> _Input material_:
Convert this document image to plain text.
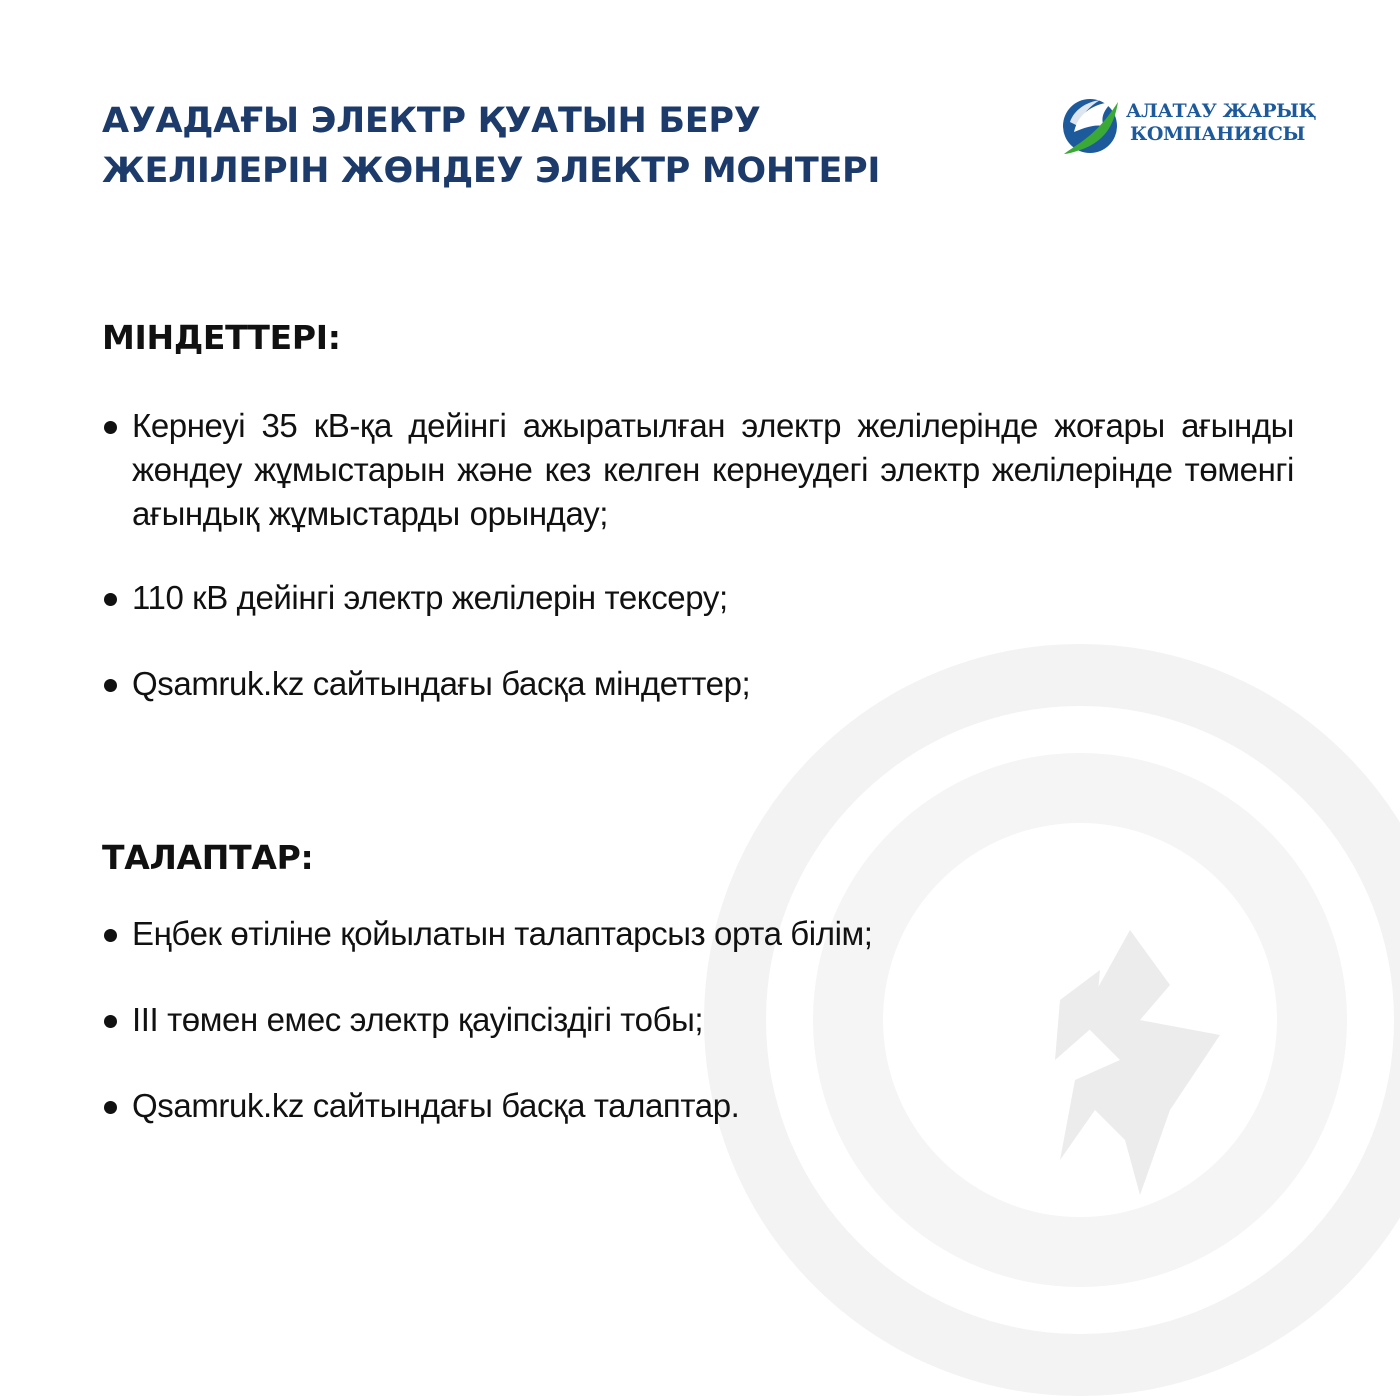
АУАДАҒЫ ЭЛЕКТР ҚУАТЫН БЕРУ
ЖЕЛІЛЕРІН ЖӨНДЕУ ЭЛЕКТР МОНТЕРІ
АЛАТАУ ЖАРЫҚ
КОМПАНИЯСЫ
МІНДЕТТЕРІ:
Кернеуі 35 кВ-қа дейінгі ажыратылған электр желілерінде жоғары ағынды жөндеу жұмыстарын және кез келген кернеудегі электр желілерінде төменгі ағындық жұмыстарды орындау;
110 кВ дейінгі электр желілерін тексеру;
Qsamruk.kz сайтындағы басқа міндеттер;
ТАЛАПТАР:
Еңбек өтіліне қойылатын талаптарсыз орта білім;
ІІІ төмен емес электр қауіпсіздігі тобы;
Qsamruk.kz сайтындағы басқа талаптар.
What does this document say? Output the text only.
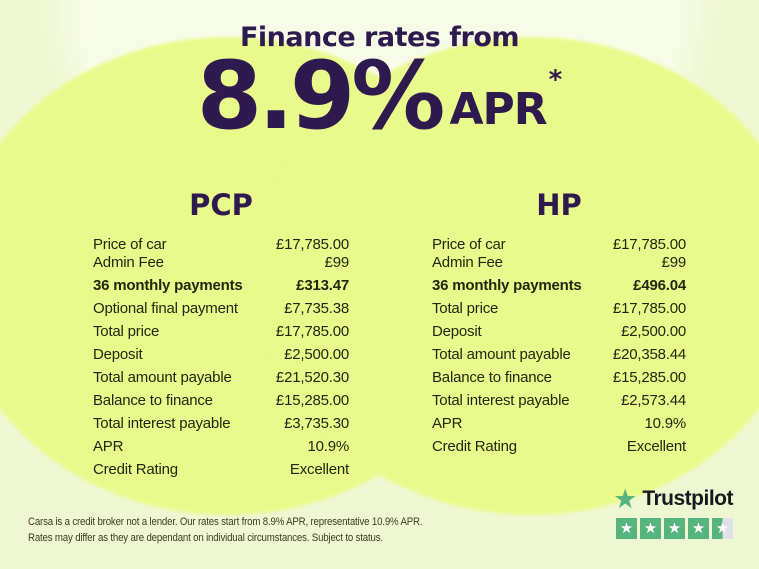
Finance rates from
8.9% APR
*
PCP
Price of car	£17,785.00
Admin Fee	£99
36 monthly payments	£313.47
Optional final payment	£7,735.38
Total price	£17,785.00
Deposit	£2,500.00
Total amount payable	£21,520.30
Balance to finance	£15,285.00
Total interest payable	£3,735.30
APR	10.9%
Credit Rating	Excellent
HP
Price of car	£17,785.00
Admin Fee	£99
36 monthly payments	£496.04
Total price	£17,785.00
Deposit	£2,500.00
Total amount payable	£20,358.44
Balance to finance	£15,285.00
Total interest payable	£2,573.44
APR	10.9%
Credit Rating	Excellent

Carsa is a credit broker not a lender. Our rates start from 8.9% APR, representative 10.9% APR.
Rates may differ as they are dependant on individual circumstances. Subject to status.

★ Trustpilot
★ ★ ★ ★ ★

> _Given problem_:
Restate each line of the records exactly; pictures do not belong in the copy.

> _Answer for the task_:
Convert this document image to plain text.
АУАДАҒЫ ЭЛЕКТР ҚУАТЫН БЕРУ
ЖЕЛІЛЕРІН ЖӨНДЕУ ЭЛЕКТР МОНТЕРІ
АЛАТАУ ЖАРЫҚ
КОМПАНИЯСЫ
МІНДЕТТЕРІ:
Кернеуі 35 кВ-қа дейінгі ажыратылған электр желілерінде жоғары ағынды жөндеу жұмыстарын және кез келген кернеудегі электр желілерінде төменгі ағындық жұмыстарды орындау;
110 кВ дейінгі электр желілерін тексеру;
Qsamruk.kz сайтындағы басқа міндеттер;
ТАЛАПТАР:
Еңбек өтіліне қойылатын талаптарсыз орта білім;
ІІІ төмен емес электр қауіпсіздігі тобы;
Qsamruk.kz сайтындағы басқа талаптар.
What does this document say? Output the text only.
Finance rates from
8.9% APR
*
PCP
Price of car	£17,785.00
Admin Fee	£99
36 monthly payments	£313.47
Optional final payment	£7,735.38
Total price	£17,785.00
Deposit	£2,500.00
Total amount payable	£21,520.30
Balance to finance	£15,285.00
Total interest payable	£3,735.30
APR	10.9%
Credit Rating	Excellent
HP
Price of car	£17,785.00
Admin Fee	£99
36 monthly payments	£496.04
Total price	£17,785.00
Deposit	£2,500.00
Total amount payable	£20,358.44
Balance to finance	£15,285.00
Total interest payable	£2,573.44
APR	10.9%
Credit Rating	Excellent

Carsa is a credit broker not a lender. Our rates start from 8.9% APR, representative 10.9% APR.
Rates may differ as they are dependant on individual circumstances. Subject to status.

★ Trustpilot
★ ★ ★ ★ ★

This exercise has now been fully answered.